┌──

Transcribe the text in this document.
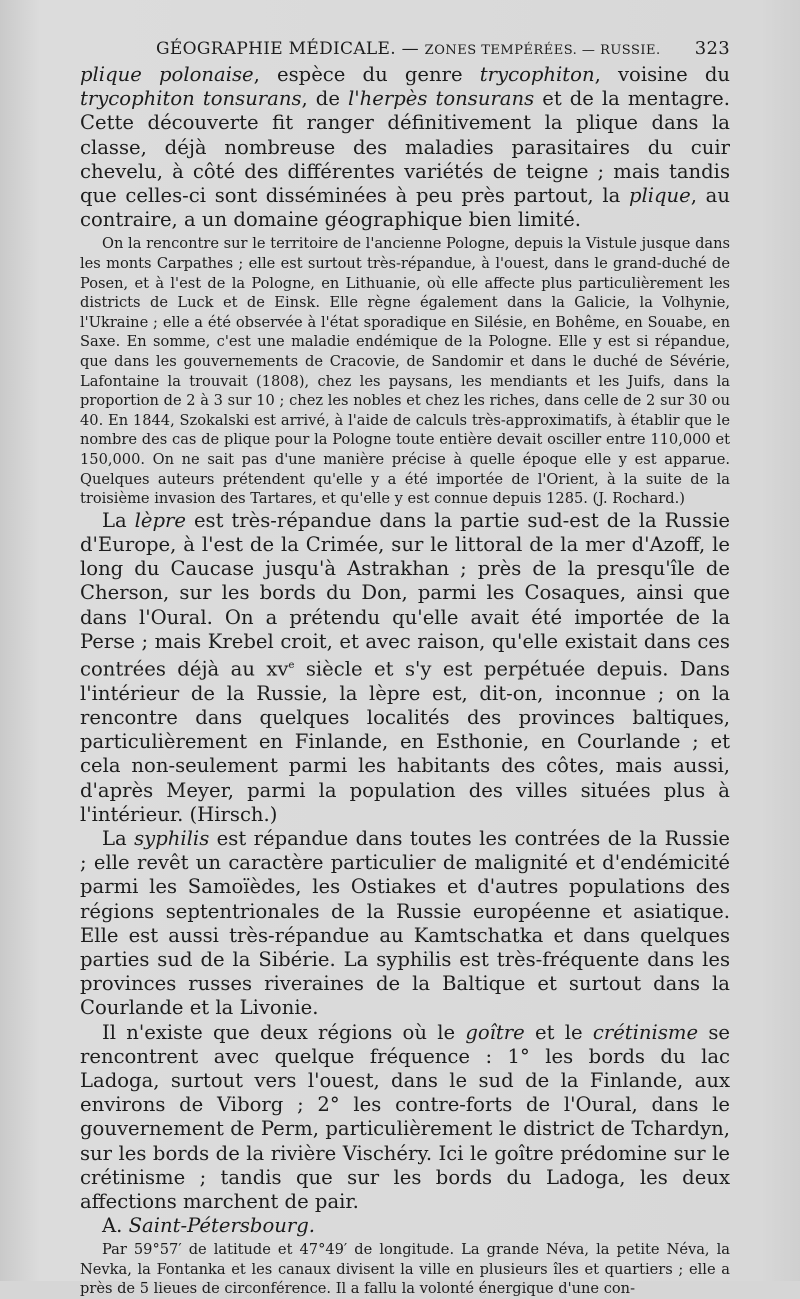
GÉOGRAPHIE MÉDICALE. — ZONES TEMPÉRÉES. — RUSSIE. 323

plique polonaise, espèce du genre trycophiton, voisine du trycophiton tonsurans, de l'herpès tonsurans et de la mentagre. Cette découverte fit ranger définitivement la plique dans la classe, déjà nombreuse des maladies parasitaires du cuir chevelu, à côté des différentes variétés de teigne ; mais tandis que celles-ci sont disséminées à peu près partout, la plique, au contraire, a un domaine géographique bien limité.

On la rencontre sur le territoire de l'ancienne Pologne, depuis la Vistule jusque dans les monts Carpathes ; elle est surtout très-répandue, à l'ouest, dans le grand-duché de Posen, et à l'est de la Pologne, en Lithuanie, où elle affecte plus particulièrement les districts de Luck et de Einsk. Elle règne également dans la Galicie, la Volhynie, l'Ukraine ; elle a été observée à l'état sporadique en Silésie, en Bohême, en Souabe, en Saxe. En somme, c'est une maladie endémique de la Pologne. Elle y est si répandue, que dans les gouvernements de Cracovie, de Sandomir et dans le duché de Sévérie, Lafontaine la trouvait (1808), chez les paysans, les mendiants et les Juifs, dans la proportion de 2 à 3 sur 10 ; chez les nobles et chez les riches, dans celle de 2 sur 30 ou 40. En 1844, Szokalski est arrivé, à l'aide de calculs très-approximatifs, à établir que le nombre des cas de plique pour la Pologne toute entière devait osciller entre 110,000 et 150,000. On ne sait pas d'une manière précise à quelle époque elle y est apparue. Quelques auteurs prétendent qu'elle y a été importée de l'Orient, à la suite de la troisième invasion des Tartares, et qu'elle y est connue depuis 1285. (J. Rochard.)

La lèpre est très-répandue dans la partie sud-est de la Russie d'Europe, à l'est de la Crimée, sur le littoral de la mer d'Azoff, le long du Caucase jusqu'à Astrakhan ; près de la presqu'île de Cherson, sur les bords du Don, parmi les Cosaques, ainsi que dans l'Oural. On a prétendu qu'elle avait été importée de la Perse ; mais Krebel croit, et avec raison, qu'elle existait dans ces contrées déjà au $xv^e$ siècle et s'y est perpétuée depuis. Dans l'intérieur de la Russie, la lèpre est, dit-on, inconnue ; on la rencontre dans quelques localités des provinces baltiques, particulièrement en Finlande, en Esthonie, en Courlande ; et cela non-seulement parmi les habitants des côtes, mais aussi, d'après Meyer, parmi la population des villes situées plus à l'intérieur. (Hirsch.)

La syphilis est répandue dans toutes les contrées de la Russie ; elle revêt un caractère particulier de malignité et d'endémicité parmi les Samoïèdes, les Ostiakes et d'autres populations des régions septentrionales de la Russie européenne et asiatique. Elle est aussi très-répandue au Kamtschatka et dans quelques parties sud de la Sibérie. La syphilis est très-fréquente dans les provinces russes riveraines de la Baltique et surtout dans la Courlande et la Livonie.

Il n'existe que deux régions où le goître et le crétinisme se rencontrent avec quelque fréquence : 1° les bords du lac Ladoga, surtout vers l'ouest, dans le sud de la Finlande, aux environs de Viborg ; 2° les contre-forts de l'Oural, dans le gouvernement de Perm, particulièrement le district de Tchardyn, sur les bords de la rivière Vischéry. Ici le goître prédomine sur le crétinisme ; tandis que sur les bords du Ladoga, les deux affections marchent de pair.

A. Saint-Pétersbourg.

Par 59°57′ de latitude et 47°49′ de longitude. La grande Néva, la petite Néva, la Nevka, la Fontanka et les canaux divisent la ville en plusieurs îles et quartiers ; elle a près de 5 lieues de circonférence. Il a fallu la volonté énergique d'une con-
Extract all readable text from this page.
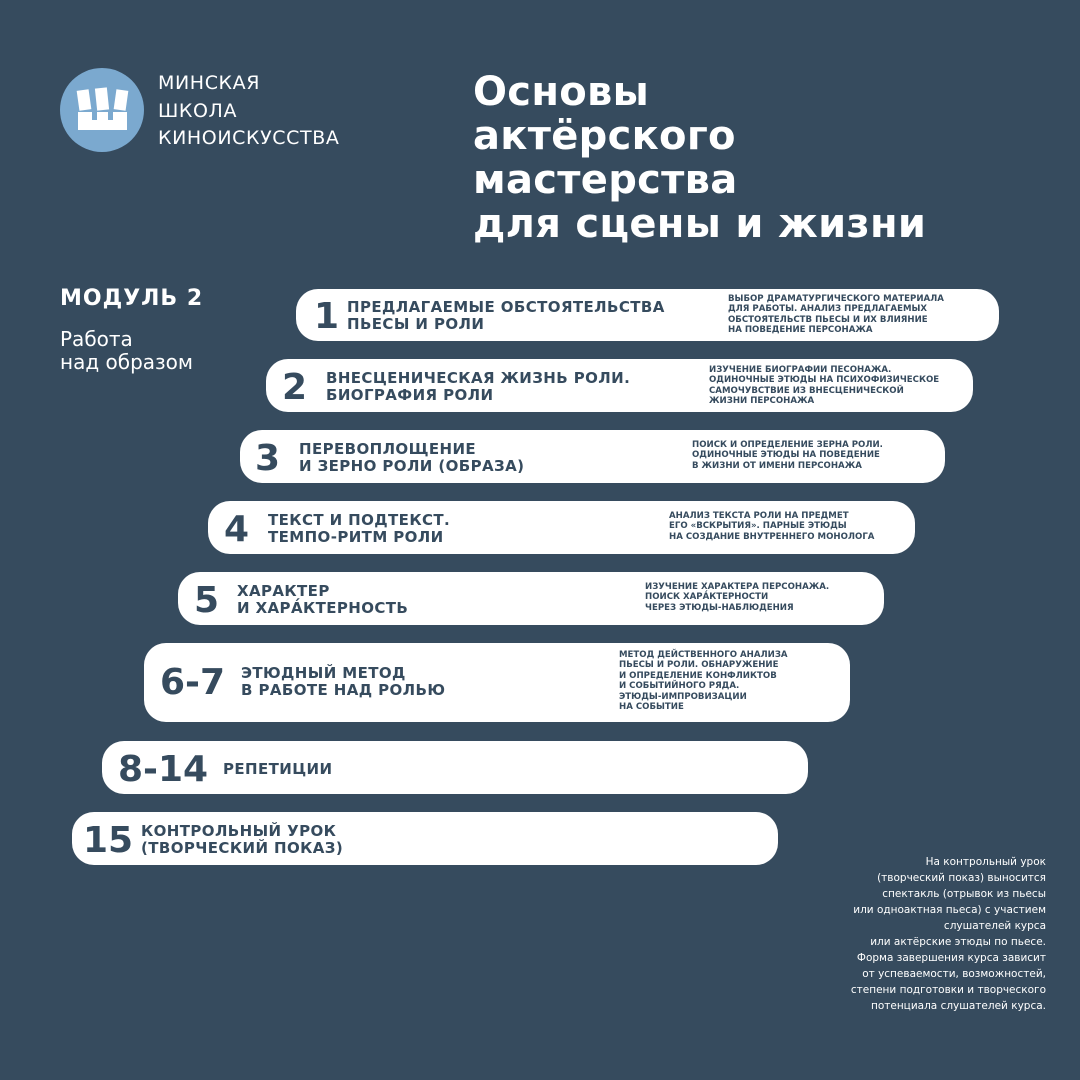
МИНСКАЯ
ШКОЛА
КИНОИСКУССТВА
Основы
актёрского
мастерства
для сцены и жизни
МОДУЛЬ 2
Работа
над образом
1 ПРЕДЛАГАЕМЫЕ ОБСТОЯТЕЛЬСТВА
ПЬЕСЫ И РОЛИ
ВЫБОР ДРАМАТУРГИЧЕСКОГО МАТЕРИАЛА
ДЛЯ РАБОТЫ. АНАЛИЗ ПРЕДЛАГАЕМЫХ
ОБСТОЯТЕЛЬСТВ ПЬЕСЫ И ИХ ВЛИЯНИЕ
НА ПОВЕДЕНИЕ ПЕРСОНАЖА
2 ВНЕСЦЕНИЧЕСКАЯ ЖИЗНЬ РОЛИ.
БИОГРАФИЯ РОЛИ
ИЗУЧЕНИЕ БИОГРАФИИ ПЕСОНАЖА.
ОДИНОЧНЫЕ ЭТЮДЫ НА ПСИХОФИЗИЧЕСКОЕ
САМОЧУВСТВИЕ ИЗ ВНЕСЦЕНИЧЕСКОЙ
ЖИЗНИ ПЕРСОНАЖА
3 ПЕРЕВОПЛОЩЕНИЕ
И ЗЕРНО РОЛИ (ОБРАЗА)
ПОИСК И ОПРЕДЕЛЕНИЕ ЗЕРНА РОЛИ.
ОДИНОЧНЫЕ ЭТЮДЫ НА ПОВЕДЕНИЕ
В ЖИЗНИ ОТ ИМЕНИ ПЕРСОНАЖА
4 ТЕКСТ И ПОДТЕКСТ.
ТЕМПО-РИТМ РОЛИ
АНАЛИЗ ТЕКСТА РОЛИ НА ПРЕДМЕТ
ЕГО «ВСКРЫТИЯ». ПАРНЫЕ ЭТЮДЫ
НА СОЗДАНИЕ ВНУТРЕННЕГО МОНОЛОГА
5 ХАРАКТЕР
И ХАРА́КТЕРНОСТЬ
ИЗУЧЕНИЕ ХАРАКТЕРА ПЕРСОНАЖА.
ПОИСК ХАРА́КТЕРНОСТИ
ЧЕРЕЗ ЭТЮДЫ-НАБЛЮДЕНИЯ
6-7 ЭТЮДНЫЙ МЕТОД
В РАБОТЕ НАД РОЛЬЮ
МЕТОД ДЕЙСТВЕННОГО АНАЛИЗА
ПЬЕСЫ И РОЛИ. ОБНАРУЖЕНИЕ
И ОПРЕДЕЛЕНИЕ КОНФЛИКТОВ
И СОБЫТИЙНОГО РЯДА.
ЭТЮДЫ-ИМПРОВИЗАЦИИ
НА СОБЫТИЕ
8-14 РЕПЕТИЦИИ
15 КОНТРОЛЬНЫЙ УРОК
(ТВОРЧЕСКИЙ ПОКАЗ)
На контрольный урок
(творческий показ) выносится
спектакль (отрывок из пьесы
или одноактная пьеса) с участием
слушателей курса
или актёрские этюды по пьесе.
Форма завершения курса зависит
от успеваемости, возможностей,
степени подготовки и творческого
потенциала слушателей курса.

└──

- REQUEST -
Show the lines of the data that hold the word "Oural".

- FINAL RESULT -
La lèpre est très-répandue dans la partie sud-est de la Russie d'Europe, à l'est de la Crimée, sur le littoral de la mer d'Azoff, le long du Caucase jusqu'à Astrakhan ; près de la presqu'île de Cherson, sur les bords du Don, parmi les Cosaques, ainsi que dans l'Oural. On a prétendu qu'elle avait été importée de la Perse ; mais Krebel croit, et avec raison, qu'elle existait dans ces contrées déjà au $xv^e$ siècle et s'y est perpétuée depuis. Dans l'intérieur de la Russie, la lèpre est, dit-on, inconnue ; on la rencontre dans quelques localités des provinces baltiques, particulièrement en Finlande, en Esthonie, en Courlande ; et cela non-seulement parmi les habitants des côtes, mais aussi, d'après Meyer, parmi la population des villes situées plus à l'intérieur. (Hirsch.)
Il n'existe que deux régions où le goître et le crétinisme se rencontrent avec quelque fréquence : 1° les bords du lac Ladoga, surtout vers l'ouest, dans le sud de la Finlande, aux environs de Viborg ; 2° les contre-forts de l'Oural, dans le gouvernement de Perm, particulièrement le district de Tchardyn, sur les bords de la rivière Vischéry. Ici le goître prédomine sur le crétinisme ; tandis que sur les bords du Ladoga, les deux affections marchent de pair.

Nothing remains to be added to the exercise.